THE REQUEST: Scan the data. Collect each line that contains the word "lines".

Items from a figure collection:
┄┄┄┄┄┄

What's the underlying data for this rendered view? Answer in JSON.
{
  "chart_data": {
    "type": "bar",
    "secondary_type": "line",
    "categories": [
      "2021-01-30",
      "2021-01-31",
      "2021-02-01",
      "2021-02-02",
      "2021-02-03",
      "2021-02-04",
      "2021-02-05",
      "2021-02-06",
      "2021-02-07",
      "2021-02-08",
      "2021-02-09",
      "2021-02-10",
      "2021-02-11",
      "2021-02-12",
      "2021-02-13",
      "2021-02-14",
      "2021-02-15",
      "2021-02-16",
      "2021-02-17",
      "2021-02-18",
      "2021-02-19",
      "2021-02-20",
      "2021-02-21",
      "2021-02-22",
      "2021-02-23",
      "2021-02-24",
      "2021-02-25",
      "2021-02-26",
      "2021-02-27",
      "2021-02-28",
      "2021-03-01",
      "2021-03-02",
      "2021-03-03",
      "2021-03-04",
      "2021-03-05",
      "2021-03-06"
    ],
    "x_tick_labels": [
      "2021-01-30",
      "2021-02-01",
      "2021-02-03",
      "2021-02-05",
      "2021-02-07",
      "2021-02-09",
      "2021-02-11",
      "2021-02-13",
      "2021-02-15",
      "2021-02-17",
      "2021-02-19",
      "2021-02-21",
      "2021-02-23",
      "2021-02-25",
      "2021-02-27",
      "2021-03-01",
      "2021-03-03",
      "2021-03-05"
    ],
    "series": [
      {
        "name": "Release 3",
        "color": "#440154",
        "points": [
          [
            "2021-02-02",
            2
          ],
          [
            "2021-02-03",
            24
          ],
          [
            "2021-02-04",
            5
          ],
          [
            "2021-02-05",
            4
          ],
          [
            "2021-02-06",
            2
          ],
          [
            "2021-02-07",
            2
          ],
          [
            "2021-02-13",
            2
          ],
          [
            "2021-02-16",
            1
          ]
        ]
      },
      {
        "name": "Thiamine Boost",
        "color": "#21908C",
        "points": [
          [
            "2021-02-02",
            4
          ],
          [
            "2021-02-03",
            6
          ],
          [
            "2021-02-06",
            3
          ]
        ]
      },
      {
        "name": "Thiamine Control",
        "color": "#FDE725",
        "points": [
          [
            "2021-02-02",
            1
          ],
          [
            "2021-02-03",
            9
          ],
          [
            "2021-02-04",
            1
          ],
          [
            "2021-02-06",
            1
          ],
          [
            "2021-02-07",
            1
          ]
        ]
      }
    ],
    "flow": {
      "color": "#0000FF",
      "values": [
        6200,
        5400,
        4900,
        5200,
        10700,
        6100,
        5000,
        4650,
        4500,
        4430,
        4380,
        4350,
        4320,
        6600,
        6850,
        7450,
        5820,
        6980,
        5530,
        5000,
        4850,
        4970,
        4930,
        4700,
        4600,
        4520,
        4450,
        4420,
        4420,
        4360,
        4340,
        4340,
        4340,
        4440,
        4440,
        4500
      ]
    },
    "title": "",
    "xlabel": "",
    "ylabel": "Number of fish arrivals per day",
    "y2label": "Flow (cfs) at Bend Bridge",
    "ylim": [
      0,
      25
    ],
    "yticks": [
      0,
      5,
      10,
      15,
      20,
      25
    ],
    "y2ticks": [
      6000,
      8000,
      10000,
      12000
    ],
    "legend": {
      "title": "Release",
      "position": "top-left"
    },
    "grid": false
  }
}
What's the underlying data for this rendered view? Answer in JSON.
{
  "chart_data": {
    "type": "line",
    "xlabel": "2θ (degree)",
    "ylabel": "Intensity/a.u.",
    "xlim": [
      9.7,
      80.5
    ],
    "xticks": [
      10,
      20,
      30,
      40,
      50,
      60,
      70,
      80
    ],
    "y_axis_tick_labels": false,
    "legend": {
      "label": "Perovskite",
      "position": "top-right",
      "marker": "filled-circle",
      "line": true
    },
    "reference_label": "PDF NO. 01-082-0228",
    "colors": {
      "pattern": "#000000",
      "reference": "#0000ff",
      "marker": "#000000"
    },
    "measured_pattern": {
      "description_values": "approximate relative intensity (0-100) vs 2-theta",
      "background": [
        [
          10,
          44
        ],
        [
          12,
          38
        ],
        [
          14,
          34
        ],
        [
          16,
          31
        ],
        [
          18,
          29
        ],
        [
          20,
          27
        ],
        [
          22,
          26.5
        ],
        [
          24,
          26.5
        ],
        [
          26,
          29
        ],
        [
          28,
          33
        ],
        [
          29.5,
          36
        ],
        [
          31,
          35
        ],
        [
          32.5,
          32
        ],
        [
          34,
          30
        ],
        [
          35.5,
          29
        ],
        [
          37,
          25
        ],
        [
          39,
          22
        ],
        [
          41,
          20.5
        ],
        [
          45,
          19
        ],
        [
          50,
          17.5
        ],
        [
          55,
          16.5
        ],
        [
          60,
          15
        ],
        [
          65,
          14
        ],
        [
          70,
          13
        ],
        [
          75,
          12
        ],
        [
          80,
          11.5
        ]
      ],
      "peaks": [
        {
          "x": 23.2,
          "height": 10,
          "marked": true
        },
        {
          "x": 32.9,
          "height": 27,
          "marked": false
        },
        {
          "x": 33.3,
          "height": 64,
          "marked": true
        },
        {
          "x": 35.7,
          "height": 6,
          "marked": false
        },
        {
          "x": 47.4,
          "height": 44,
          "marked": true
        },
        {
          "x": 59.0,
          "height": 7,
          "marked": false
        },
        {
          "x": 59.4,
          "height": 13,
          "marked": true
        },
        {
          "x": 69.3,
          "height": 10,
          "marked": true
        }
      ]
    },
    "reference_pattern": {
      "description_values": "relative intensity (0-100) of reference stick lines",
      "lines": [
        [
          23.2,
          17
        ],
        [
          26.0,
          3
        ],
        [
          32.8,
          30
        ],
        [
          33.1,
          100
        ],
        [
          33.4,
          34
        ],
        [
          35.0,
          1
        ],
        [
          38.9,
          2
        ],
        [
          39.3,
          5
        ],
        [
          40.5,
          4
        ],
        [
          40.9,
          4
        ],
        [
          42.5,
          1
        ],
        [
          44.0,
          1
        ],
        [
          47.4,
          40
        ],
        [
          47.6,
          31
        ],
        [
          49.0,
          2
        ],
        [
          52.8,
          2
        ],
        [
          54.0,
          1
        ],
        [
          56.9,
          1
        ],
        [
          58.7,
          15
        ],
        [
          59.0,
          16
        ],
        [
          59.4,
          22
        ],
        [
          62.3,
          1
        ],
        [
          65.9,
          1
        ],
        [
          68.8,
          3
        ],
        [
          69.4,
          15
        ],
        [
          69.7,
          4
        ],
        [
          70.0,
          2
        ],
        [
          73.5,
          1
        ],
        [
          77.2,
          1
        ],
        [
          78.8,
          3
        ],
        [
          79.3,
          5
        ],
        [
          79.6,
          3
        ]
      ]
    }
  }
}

┄┄┄┄┄┄

TASK OUTPUT:
      "description_values": "relative intensity (0-100) of reference stick lines",
      "lines": [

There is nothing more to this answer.